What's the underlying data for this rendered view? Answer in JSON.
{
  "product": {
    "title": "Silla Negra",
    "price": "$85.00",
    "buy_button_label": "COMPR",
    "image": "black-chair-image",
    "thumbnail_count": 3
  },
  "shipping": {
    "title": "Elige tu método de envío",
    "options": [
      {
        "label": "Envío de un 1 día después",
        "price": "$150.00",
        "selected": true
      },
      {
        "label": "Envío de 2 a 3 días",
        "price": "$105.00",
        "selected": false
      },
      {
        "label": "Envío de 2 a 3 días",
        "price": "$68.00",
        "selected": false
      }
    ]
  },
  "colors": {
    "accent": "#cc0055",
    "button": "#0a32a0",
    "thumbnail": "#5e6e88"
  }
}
***
PROBLEM
Copy out every entry again, exactly as it was given.

EXERCISE ANSWER
What's the underlying data for this rendered view? Answer in JSON.
{
  "product": {
    "title": "Silla Negra",
    "price": "$85.00",
    "buy_button_label": "COMPR",
    "image": "black-chair-image",
    "thumbnail_count": 3
  },
  "shipping": {
    "title": "Elige tu método de envío",
    "options": [
      {
        "label": "Envío de un 1 día después",
        "price": "$150.00",
        "selected": true
      },
      {
        "label": "Envío de 2 a 3 días",
        "price": "$105.00",
        "selected": false
      },
      {
        "label": "Envío de 2 a 3 días",
        "price": "$68.00",
        "selected": false
      }
    ]
  },
  "colors": {
    "accent": "#cc0055",
    "button": "#0a32a0",
    "thumbnail": "#5e6e88"
  }
}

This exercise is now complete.